=== WHAT IS REQUIRED ===
Every line of the data must be copied exactly.

[Begin INPUT RECORDS]

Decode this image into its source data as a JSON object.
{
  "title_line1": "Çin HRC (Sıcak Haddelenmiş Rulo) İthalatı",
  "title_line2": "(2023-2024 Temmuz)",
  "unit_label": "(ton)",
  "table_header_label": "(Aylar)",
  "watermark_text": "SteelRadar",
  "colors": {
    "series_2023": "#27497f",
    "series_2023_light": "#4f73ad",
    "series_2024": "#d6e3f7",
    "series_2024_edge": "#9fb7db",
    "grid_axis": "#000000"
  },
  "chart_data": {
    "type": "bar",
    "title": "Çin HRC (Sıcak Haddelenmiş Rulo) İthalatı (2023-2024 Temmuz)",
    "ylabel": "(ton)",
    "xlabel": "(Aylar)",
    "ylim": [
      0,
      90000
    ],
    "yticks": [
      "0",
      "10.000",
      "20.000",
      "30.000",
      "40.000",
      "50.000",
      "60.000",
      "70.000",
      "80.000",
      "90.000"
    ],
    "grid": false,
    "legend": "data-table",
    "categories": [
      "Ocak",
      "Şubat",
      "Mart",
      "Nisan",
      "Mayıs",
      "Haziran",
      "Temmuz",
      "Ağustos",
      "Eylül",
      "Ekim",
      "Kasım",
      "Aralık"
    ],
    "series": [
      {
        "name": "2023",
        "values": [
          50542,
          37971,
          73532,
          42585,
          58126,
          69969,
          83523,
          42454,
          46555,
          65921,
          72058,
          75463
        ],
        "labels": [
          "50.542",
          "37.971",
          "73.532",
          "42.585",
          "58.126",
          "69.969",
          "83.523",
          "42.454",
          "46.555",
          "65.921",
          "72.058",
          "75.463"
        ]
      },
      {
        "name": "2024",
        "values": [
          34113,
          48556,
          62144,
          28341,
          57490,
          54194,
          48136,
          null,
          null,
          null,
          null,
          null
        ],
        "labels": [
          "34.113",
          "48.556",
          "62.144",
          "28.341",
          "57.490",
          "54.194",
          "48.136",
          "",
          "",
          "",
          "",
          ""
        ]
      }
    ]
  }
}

[End INPUT RECORDS]

=== REPLY ===
Decode this image into its source data as a JSON object.
{
  "title_line1": "Çin HRC (Sıcak Haddelenmiş Rulo) İthalatı",
  "title_line2": "(2023-2024 Temmuz)",
  "unit_label": "(ton)",
  "table_header_label": "(Aylar)",
  "watermark_text": "SteelRadar",
  "colors": {
    "series_2023": "#27497f",
    "series_2023_light": "#4f73ad",
    "series_2024": "#d6e3f7",
    "series_2024_edge": "#9fb7db",
    "grid_axis": "#000000"
  },
  "chart_data": {
    "type": "bar",
    "title": "Çin HRC (Sıcak Haddelenmiş Rulo) İthalatı (2023-2024 Temmuz)",
    "ylabel": "(ton)",
    "xlabel": "(Aylar)",
    "ylim": [
      0,
      90000
    ],
    "yticks": [
      "0",
      "10.000",
      "20.000",
      "30.000",
      "40.000",
      "50.000",
      "60.000",
      "70.000",
      "80.000",
      "90.000"
    ],
    "grid": false,
    "legend": "data-table",
    "categories": [
      "Ocak",
      "Şubat",
      "Mart",
      "Nisan",
      "Mayıs",
      "Haziran",
      "Temmuz",
      "Ağustos",
      "Eylül",
      "Ekim",
      "Kasım",
      "Aralık"
    ],
    "series": [
      {
        "name": "2023",
        "values": [
          50542,
          37971,
          73532,
          42585,
          58126,
          69969,
          83523,
          42454,
          46555,
          65921,
          72058,
          75463
        ],
        "labels": [
          "50.542",
          "37.971",
          "73.532",
          "42.585",
          "58.126",
          "69.969",
          "83.523",
          "42.454",
          "46.555",
          "65.921",
          "72.058",
          "75.463"
        ]
      },
      {
        "name": "2024",
        "values": [
          34113,
          48556,
          62144,
          28341,
          57490,
          54194,
          48136,
          null,
          null,
          null,
          null,
          null
        ],
        "labels": [
          "34.113",
          "48.556",
          "62.144",
          "28.341",
          "57.490",
          "54.194",
          "48.136",
          "",
          "",
          "",
          "",
          ""
        ]
      }
    ]
  }
}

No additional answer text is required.